-- What you have to do --
Print the records below word for word, but leave out the pictures.

-- Recorded data --
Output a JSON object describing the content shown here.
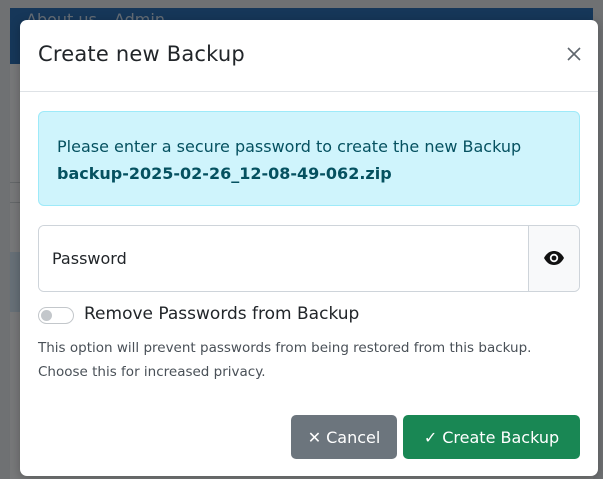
{
  "background": {
    "nav_links": [
      "About us",
      "Admin"
    ]
  },
  "modal": {
    "title": "Create new Backup",
    "close_icon": "close-icon",
    "info": {
      "message": "Please enter a secure password to create the new Backup",
      "filename": "backup-2025-02-26_12-08-49-062.zip"
    },
    "password": {
      "placeholder": "Password",
      "value": "",
      "toggle_icon": "eye-icon"
    },
    "remove_passwords": {
      "label": "Remove Passwords from Backup",
      "checked": false,
      "help": "This option will prevent passwords from being restored from this backup. Choose this for increased privacy."
    },
    "buttons": {
      "cancel_icon": "✕",
      "cancel_label": "Cancel",
      "create_icon": "✓",
      "create_label": "Create Backup"
    }
  },
  "colors": {
    "info_bg": "#cff4fc",
    "info_text": "#055160",
    "cancel_bg": "#6c757d",
    "create_bg": "#198754",
    "navbar": "#2c6fb3"
  }
}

-- Exercise result --
Output a JSON object describing the content shown here.
{
  "background": {
    "nav_links": [
      "About us",
      "Admin"
    ]
  },
  "modal": {
    "title": "Create new Backup",
    "close_icon": "close-icon",
    "info": {
      "message": "Please enter a secure password to create the new Backup",
      "filename": "backup-2025-02-26_12-08-49-062.zip"
    },
    "password": {
      "placeholder": "Password",
      "value": "",
      "toggle_icon": "eye-icon"
    },
    "remove_passwords": {
      "label": "Remove Passwords from Backup",
      "checked": false,
      "help": "This option will prevent passwords from being restored from this backup. Choose this for increased privacy."
    },
    "buttons": {
      "cancel_icon": "✕",
      "cancel_label": "Cancel",
      "create_icon": "✓",
      "create_label": "Create Backup"
    }
  },
  "colors": {
    "info_bg": "#cff4fc",
    "info_text": "#055160",
    "cancel_bg": "#6c757d",
    "create_bg": "#198754",
    "navbar": "#2c6fb3"
  }
}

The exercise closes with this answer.